→ **PROBLEM TO SOLVE**
Please give the entries again in full and exactly, without any picture.

→ **A block of data**
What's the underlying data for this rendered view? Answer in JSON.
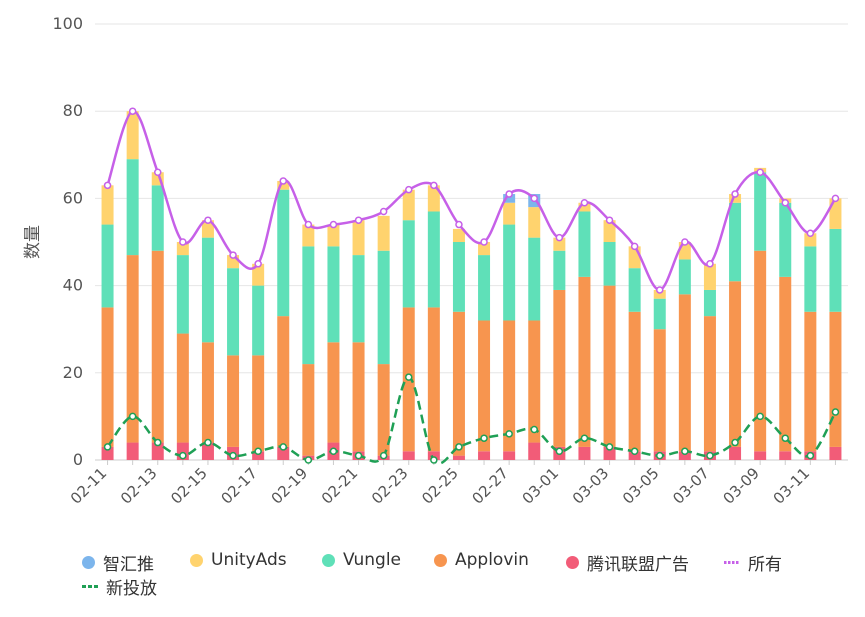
{
  "chart_data": {
    "type": "bar",
    "ylabel": "数量",
    "ylim": [
      0,
      100
    ],
    "yticks": [
      0,
      20,
      40,
      60,
      80,
      100
    ],
    "dates": [
      "02-11",
      "02-12",
      "02-13",
      "02-14",
      "02-15",
      "02-16",
      "02-17",
      "02-18",
      "02-19",
      "02-20",
      "02-21",
      "02-22",
      "02-23",
      "02-24",
      "02-25",
      "02-26",
      "02-27",
      "02-28",
      "03-01",
      "03-02",
      "03-03",
      "03-04",
      "03-05",
      "03-06",
      "03-07",
      "03-08",
      "03-09",
      "03-10",
      "03-11",
      "03-12"
    ],
    "xtick_labels": [
      "02-11",
      "02-13",
      "02-15",
      "02-17",
      "02-19",
      "02-21",
      "02-23",
      "02-25",
      "02-27",
      "03-01",
      "03-03",
      "03-05",
      "03-07",
      "03-09",
      "03-11"
    ],
    "series": [
      {
        "name": "智汇推",
        "color": "#7cb5ec",
        "type": "stacked-bar",
        "values": [
          0,
          0,
          0,
          0,
          0,
          0,
          0,
          0,
          0,
          0,
          0,
          0,
          0,
          0,
          0,
          0,
          2,
          3,
          0,
          0,
          0,
          0,
          0,
          0,
          0,
          0,
          0,
          0,
          0,
          0
        ]
      },
      {
        "name": "UnityAds",
        "color": "#ffd36e",
        "type": "stacked-bar",
        "values": [
          9,
          11,
          3,
          3,
          4,
          3,
          5,
          2,
          5,
          5,
          8,
          8,
          7,
          6,
          3,
          3,
          5,
          7,
          3,
          2,
          5,
          5,
          2,
          4,
          6,
          2,
          1,
          1,
          3,
          7
        ]
      },
      {
        "name": "Vungle",
        "color": "#5fe0b8",
        "type": "stacked-bar",
        "values": [
          19,
          22,
          15,
          18,
          24,
          20,
          16,
          29,
          27,
          22,
          20,
          26,
          20,
          22,
          16,
          15,
          22,
          19,
          9,
          15,
          10,
          10,
          7,
          8,
          6,
          18,
          18,
          17,
          15,
          19
        ]
      },
      {
        "name": "Applovin",
        "color": "#f7954f",
        "type": "stacked-bar",
        "values": [
          32,
          43,
          44,
          25,
          23,
          21,
          22,
          30,
          21,
          23,
          25,
          21,
          33,
          33,
          33,
          30,
          30,
          28,
          36,
          39,
          37,
          32,
          28,
          36,
          31,
          38,
          46,
          40,
          32,
          31
        ]
      },
      {
        "name": "腾讯联盟广告",
        "color": "#f25c78",
        "type": "stacked-bar",
        "values": [
          3,
          4,
          4,
          4,
          4,
          3,
          2,
          3,
          1,
          4,
          2,
          1,
          2,
          2,
          1,
          2,
          2,
          4,
          3,
          3,
          3,
          2,
          2,
          2,
          2,
          3,
          2,
          2,
          2,
          3
        ]
      },
      {
        "name": "所有",
        "color": "#c660e8",
        "type": "line-dotted",
        "values": [
          63,
          80,
          66,
          50,
          55,
          47,
          45,
          64,
          54,
          54,
          55,
          57,
          62,
          63,
          54,
          50,
          61,
          60,
          51,
          59,
          55,
          49,
          39,
          50,
          45,
          61,
          66,
          59,
          52,
          60
        ]
      },
      {
        "name": "新投放",
        "color": "#1fa055",
        "type": "line-dashed",
        "values": [
          3,
          10,
          4,
          1,
          4,
          1,
          2,
          3,
          0,
          2,
          1,
          1,
          19,
          0,
          3,
          5,
          6,
          7,
          2,
          5,
          3,
          2,
          1,
          2,
          1,
          4,
          10,
          5,
          1,
          11
        ]
      }
    ],
    "grid": "horizontal",
    "legend_position": "bottom"
  },
  "legend": [
    {
      "label": "智汇推",
      "color": "#7cb5ec",
      "marker": "dot"
    },
    {
      "label": "UnityAds",
      "color": "#ffd36e",
      "marker": "dot"
    },
    {
      "label": "Vungle",
      "color": "#5fe0b8",
      "marker": "dot"
    },
    {
      "label": "Applovin",
      "color": "#f7954f",
      "marker": "dot"
    },
    {
      "label": "腾讯联盟广告",
      "color": "#f25c78",
      "marker": "dot"
    },
    {
      "label": "所有",
      "color": "#c660e8",
      "marker": "dotted-line"
    },
    {
      "label": "新投放",
      "color": "#1fa055",
      "marker": "dashed-line"
    }
  ]
}
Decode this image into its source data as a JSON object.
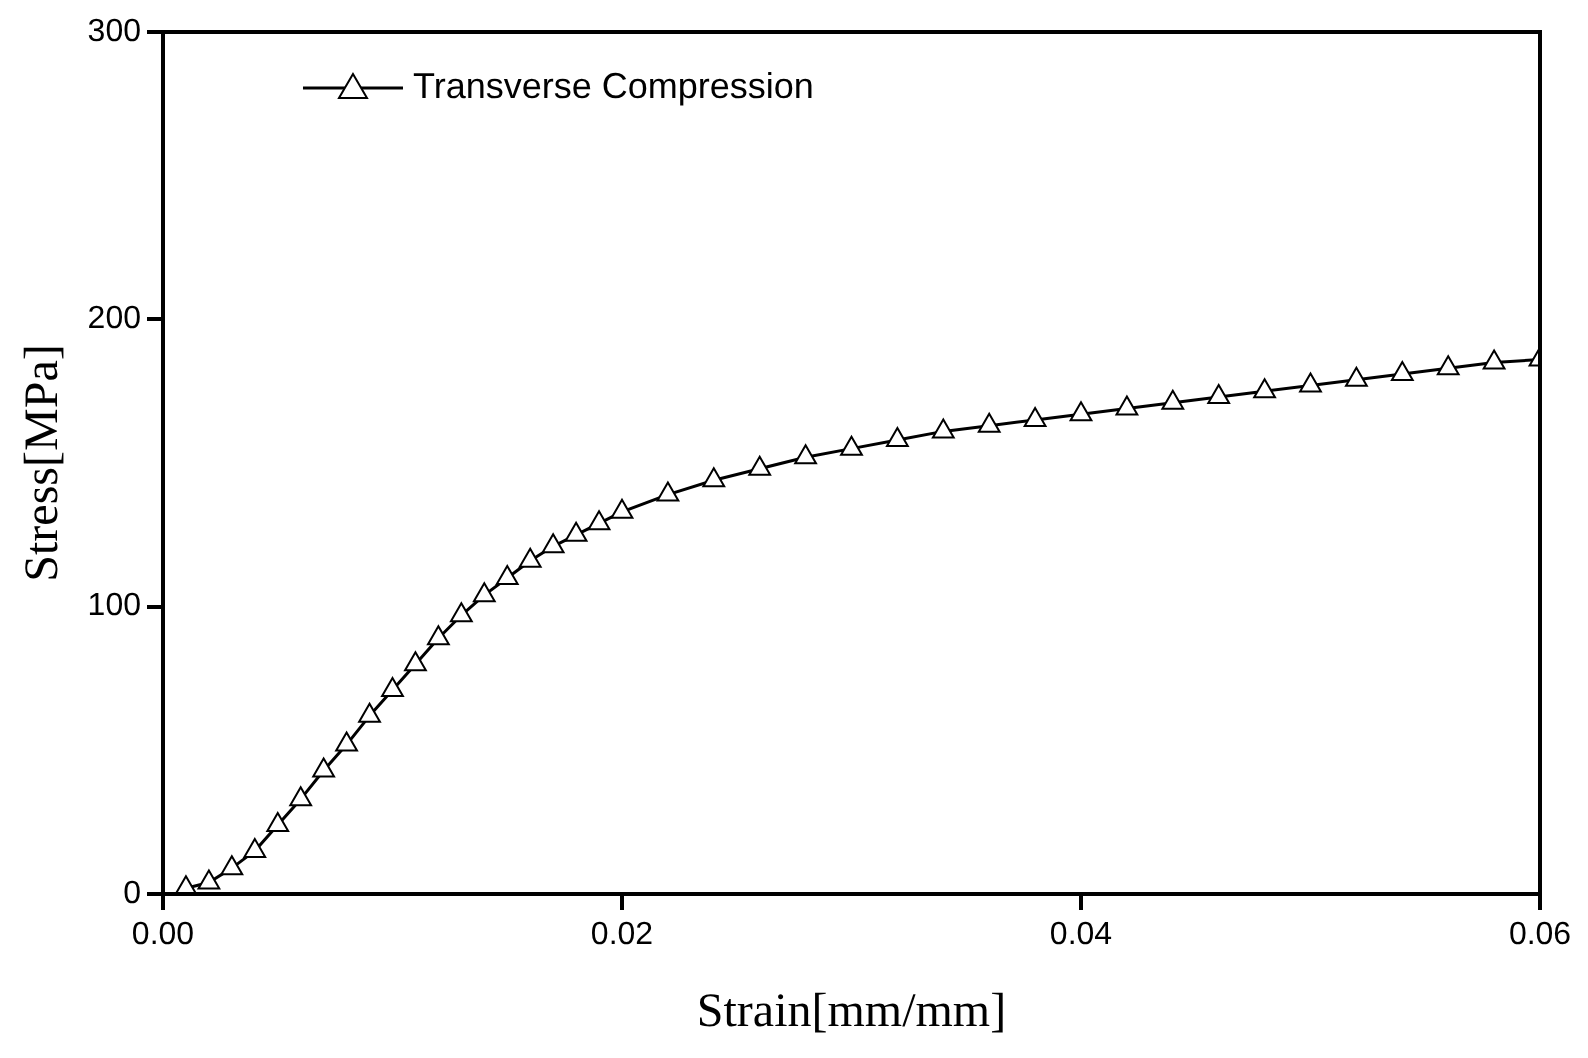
{
  "chart_data": {
    "type": "line",
    "xlabel": "Strain[mm/mm]",
    "ylabel": "Stress[MPa]",
    "xlim": [
      0,
      0.06
    ],
    "xticks": [
      {
        "value": 0,
        "label": "0.00"
      },
      {
        "value": 0.02,
        "label": "0.02"
      },
      {
        "value": 0.04,
        "label": "0.04"
      },
      {
        "value": 0.06,
        "label": "0.06"
      }
    ],
    "ylim": [
      0,
      300
    ],
    "yticks": [
      0,
      100,
      200,
      300
    ],
    "grid": false,
    "legend": "top left",
    "marker": "triangle",
    "line_style": "solid",
    "series": [
      {
        "name": "Transverse Compression",
        "color": "#000000",
        "x": [
          0.001,
          0.002,
          0.003,
          0.004,
          0.005,
          0.006,
          0.007,
          0.008,
          0.009,
          0.01,
          0.011,
          0.012,
          0.013,
          0.014,
          0.015,
          0.016,
          0.017,
          0.018,
          0.019,
          0.02,
          0.022,
          0.024,
          0.026,
          0.028,
          0.03,
          0.032,
          0.034,
          0.036,
          0.038,
          0.04,
          0.042,
          0.044,
          0.046,
          0.048,
          0.05,
          0.052,
          0.054,
          0.056,
          0.058,
          0.06
        ],
        "values": [
          2,
          4,
          9,
          15,
          24,
          33,
          43,
          52,
          62,
          71,
          80,
          89,
          97,
          104,
          110,
          116,
          121,
          125,
          129,
          133,
          139,
          144,
          148,
          152,
          155,
          158,
          161,
          163,
          165,
          167,
          169,
          171,
          173,
          175,
          177,
          179,
          181,
          183,
          185,
          186
        ]
      }
    ]
  }
}
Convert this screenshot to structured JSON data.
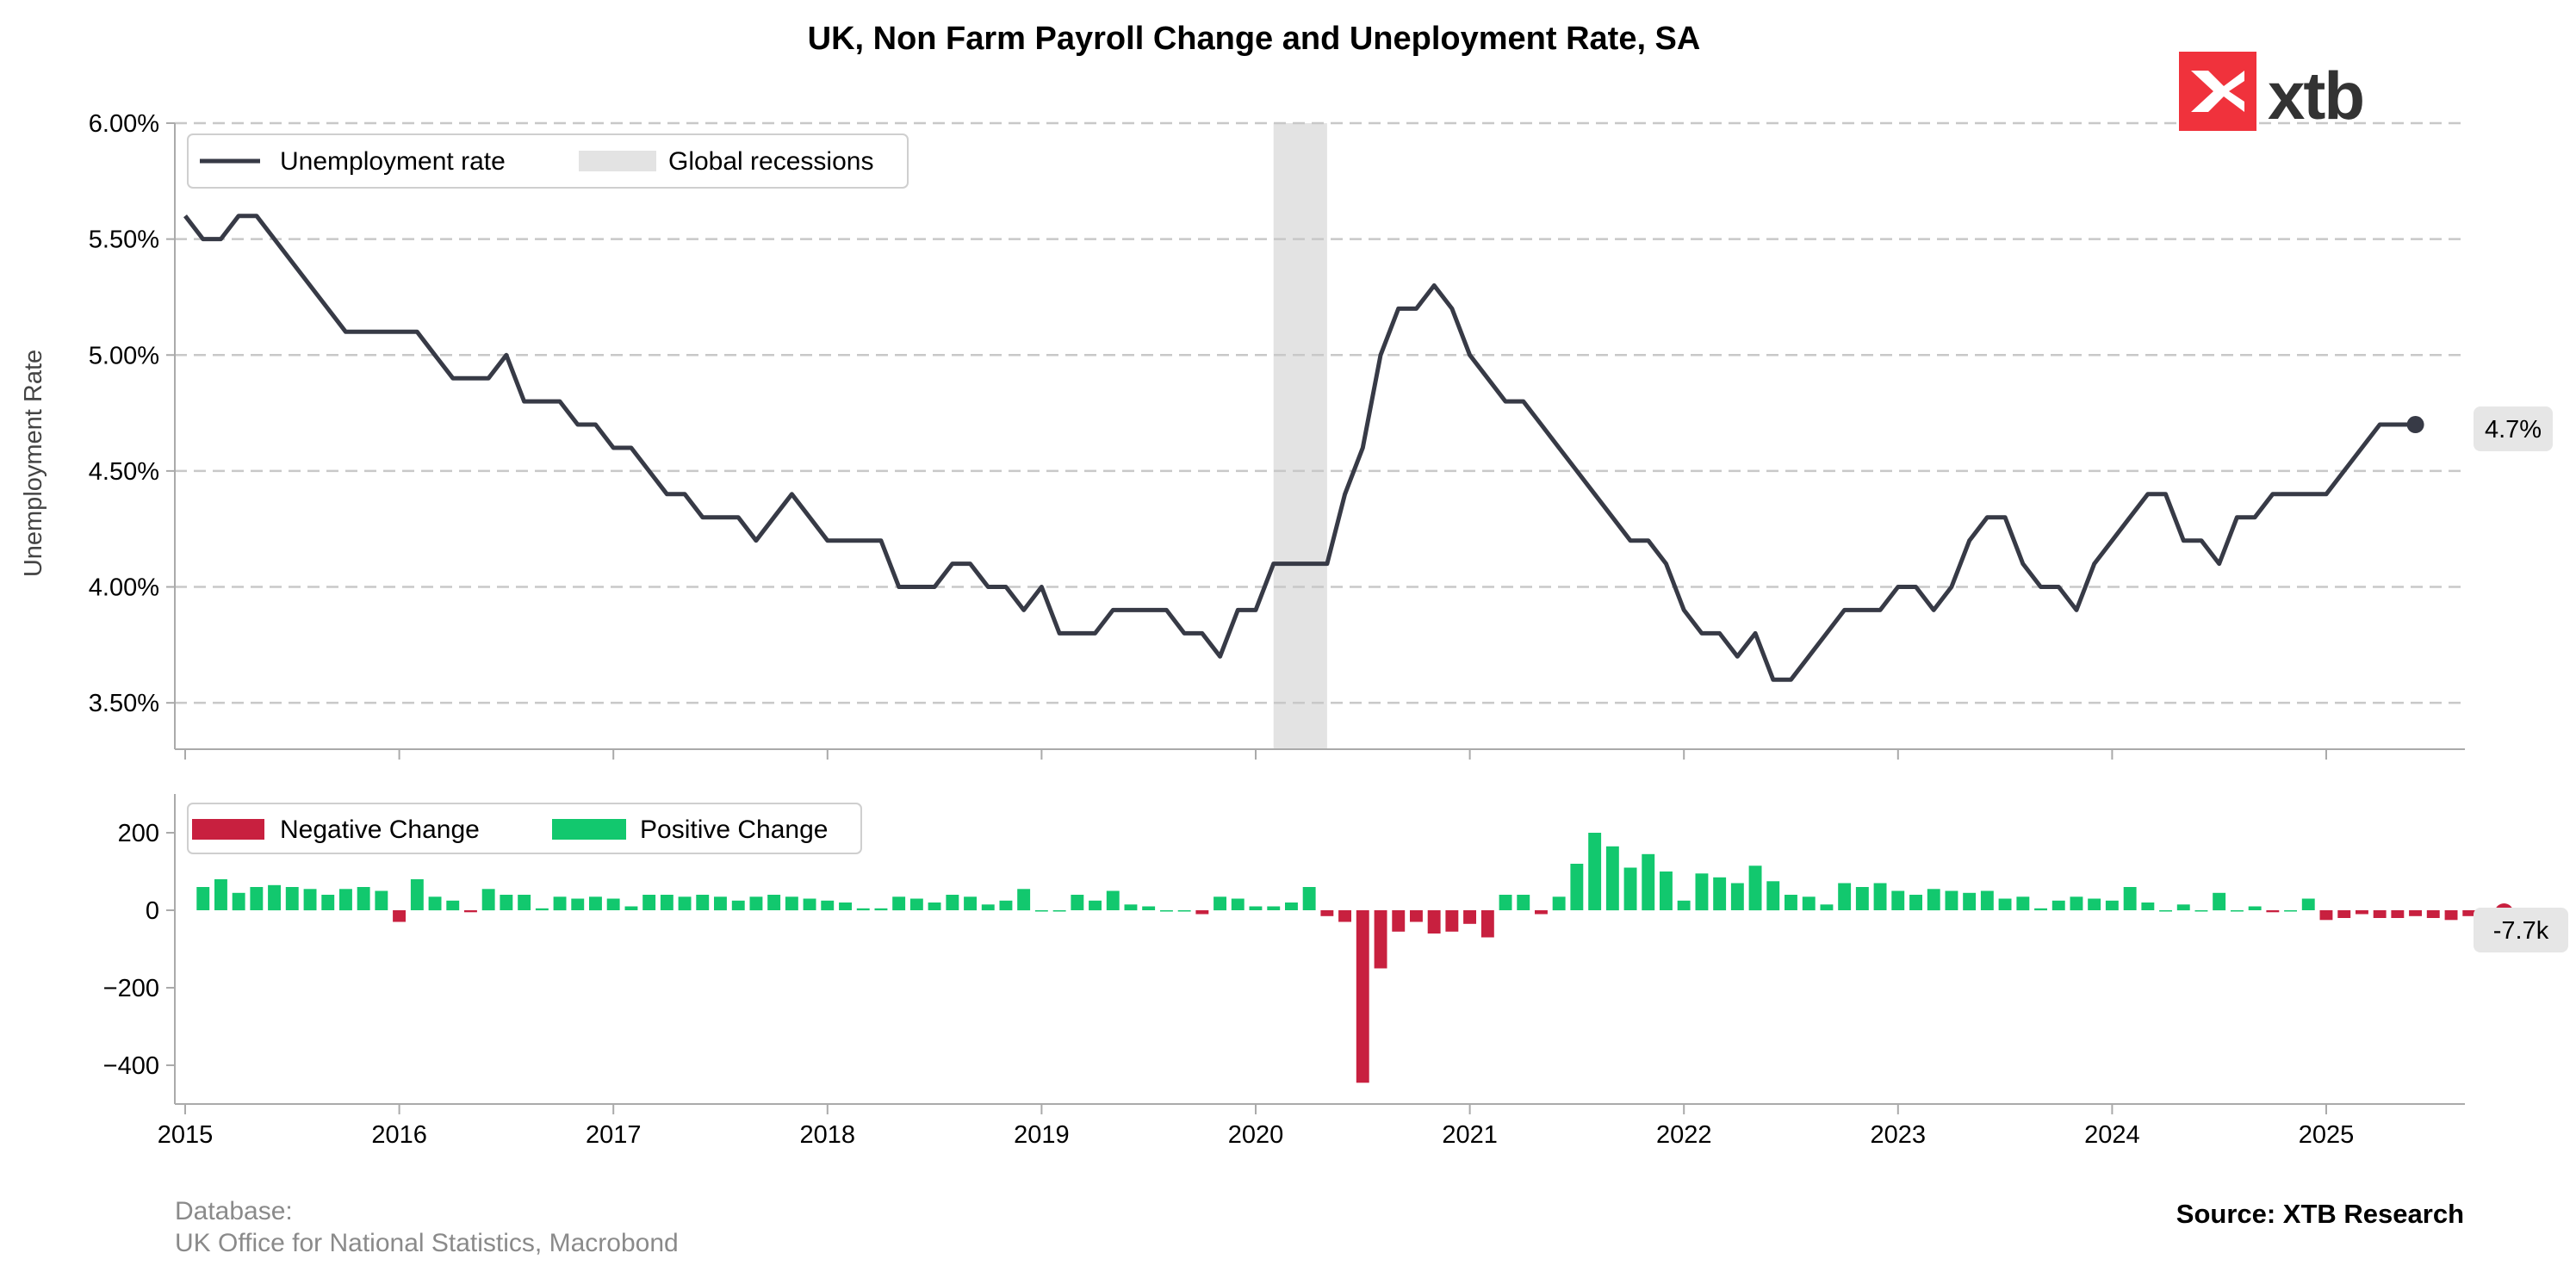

→ **RESPONSE TO THE EXERCISE**
What's the underlying data for this rendered view? Answer in JSON.
{
  "chart_data": {
    "type": "bar",
    "ylabel": "数量",
    "ylim": [
      0,
      100
    ],
    "yticks": [
      0,
      20,
      40,
      60,
      80,
      100
    ],
    "dates": [
      "02-11",
      "02-12",
      "02-13",
      "02-14",
      "02-15",
      "02-16",
      "02-17",
      "02-18",
      "02-19",
      "02-20",
      "02-21",
      "02-22",
      "02-23",
      "02-24",
      "02-25",
      "02-26",
      "02-27",
      "02-28",
      "03-01",
      "03-02",
      "03-03",
      "03-04",
      "03-05",
      "03-06",
      "03-07",
      "03-08",
      "03-09",
      "03-10",
      "03-11",
      "03-12"
    ],
    "xtick_labels": [
      "02-11",
      "02-13",
      "02-15",
      "02-17",
      "02-19",
      "02-21",
      "02-23",
      "02-25",
      "02-27",
      "03-01",
      "03-03",
      "03-05",
      "03-07",
      "03-09",
      "03-11"
    ],
    "series": [
      {
        "name": "智汇推",
        "color": "#7cb5ec",
        "type": "stacked-bar",
        "values": [
          0,
          0,
          0,
          0,
          0,
          0,
          0,
          0,
          0,
          0,
          0,
          0,
          0,
          0,
          0,
          0,
          2,
          3,
          0,
          0,
          0,
          0,
          0,
          0,
          0,
          0,
          0,
          0,
          0,
          0
        ]
      },
      {
        "name": "UnityAds",
        "color": "#ffd36e",
        "type": "stacked-bar",
        "values": [
          9,
          11,
          3,
          3,
          4,
          3,
          5,
          2,
          5,
          5,
          8,
          8,
          7,
          6,
          3,
          3,
          5,
          7,
          3,
          2,
          5,
          5,
          2,
          4,
          6,
          2,
          1,
          1,
          3,
          7
        ]
      },
      {
        "name": "Vungle",
        "color": "#5fe0b8",
        "type": "stacked-bar",
        "values": [
          19,
          22,
          15,
          18,
          24,
          20,
          16,
          29,
          27,
          22,
          20,
          26,
          20,
          22,
          16,
          15,
          22,
          19,
          9,
          15,
          10,
          10,
          7,
          8,
          6,
          18,
          18,
          17,
          15,
          19
        ]
      },
      {
        "name": "Applovin",
        "color": "#f7954f",
        "type": "stacked-bar",
        "values": [
          32,
          43,
          44,
          25,
          23,
          21,
          22,
          30,
          21,
          23,
          25,
          21,
          33,
          33,
          33,
          30,
          30,
          28,
          36,
          39,
          37,
          32,
          28,
          36,
          31,
          38,
          46,
          40,
          32,
          31
        ]
      },
      {
        "name": "腾讯联盟广告",
        "color": "#f25c78",
        "type": "stacked-bar",
        "values": [
          3,
          4,
          4,
          4,
          4,
          3,
          2,
          3,
          1,
          4,
          2,
          1,
          2,
          2,
          1,
          2,
          2,
          4,
          3,
          3,
          3,
          2,
          2,
          2,
          2,
          3,
          2,
          2,
          2,
          3
        ]
      },
      {
        "name": "所有",
        "color": "#c660e8",
        "type": "line-dotted",
        "values": [
          63,
          80,
          66,
          50,
          55,
          47,
          45,
          64,
          54,
          54,
          55,
          57,
          62,
          63,
          54,
          50,
          61,
          60,
          51,
          59,
          55,
          49,
          39,
          50,
          45,
          61,
          66,
          59,
          52,
          60
        ]
      },
      {
        "name": "新投放",
        "color": "#1fa055",
        "type": "line-dashed",
        "values": [
          3,
          10,
          4,
          1,
          4,
          1,
          2,
          3,
          0,
          2,
          1,
          1,
          19,
          0,
          3,
          5,
          6,
          7,
          2,
          5,
          3,
          2,
          1,
          2,
          1,
          4,
          10,
          5,
          1,
          11
        ]
      }
    ],
    "grid": "horizontal",
    "legend_position": "bottom"
  },
  "legend": [
    {
      "label": "智汇推",
      "color": "#7cb5ec",
      "marker": "dot"
    },
    {
      "label": "UnityAds",
      "color": "#ffd36e",
      "marker": "dot"
    },
    {
      "label": "Vungle",
      "color": "#5fe0b8",
      "marker": "dot"
    },
    {
      "label": "Applovin",
      "color": "#f7954f",
      "marker": "dot"
    },
    {
      "label": "腾讯联盟广告",
      "color": "#f25c78",
      "marker": "dot"
    },
    {
      "label": "所有",
      "color": "#c660e8",
      "marker": "dotted-line"
    },
    {
      "label": "新投放",
      "color": "#1fa055",
      "marker": "dashed-line"
    }
  ]
}
Decode this image into its source data as a JSON object.
{
  "chart_data": {
    "type": "line",
    "xlabel": "Strain[mm/mm]",
    "ylabel": "Stress[MPa]",
    "xlim": [
      0,
      0.06
    ],
    "xticks": [
      {
        "value": 0,
        "label": "0.00"
      },
      {
        "value": 0.02,
        "label": "0.02"
      },
      {
        "value": 0.04,
        "label": "0.04"
      },
      {
        "value": 0.06,
        "label": "0.06"
      }
    ],
    "ylim": [
      0,
      300
    ],
    "yticks": [
      0,
      100,
      200,
      300
    ],
    "grid": false,
    "legend": "top left",
    "marker": "triangle",
    "line_style": "solid",
    "series": [
      {
        "name": "Transverse Compression",
        "color": "#000000",
        "x": [
          0.001,
          0.002,
          0.003,
          0.004,
          0.005,
          0.006,
          0.007,
          0.008,
          0.009,
          0.01,
          0.011,
          0.012,
          0.013,
          0.014,
          0.015,
          0.016,
          0.017,
          0.018,
          0.019,
          0.02,
          0.022,
          0.024,
          0.026,
          0.028,
          0.03,
          0.032,
          0.034,
          0.036,
          0.038,
          0.04,
          0.042,
          0.044,
          0.046,
          0.048,
          0.05,
          0.052,
          0.054,
          0.056,
          0.058,
          0.06
        ],
        "values": [
          2,
          4,
          9,
          15,
          24,
          33,
          43,
          52,
          62,
          71,
          80,
          89,
          97,
          104,
          110,
          116,
          121,
          125,
          129,
          133,
          139,
          144,
          148,
          152,
          155,
          158,
          161,
          163,
          165,
          167,
          169,
          171,
          173,
          175,
          177,
          179,
          181,
          183,
          185,
          186
        ]
      }
    ]
  }
}
Convert this screenshot to structured JSON data.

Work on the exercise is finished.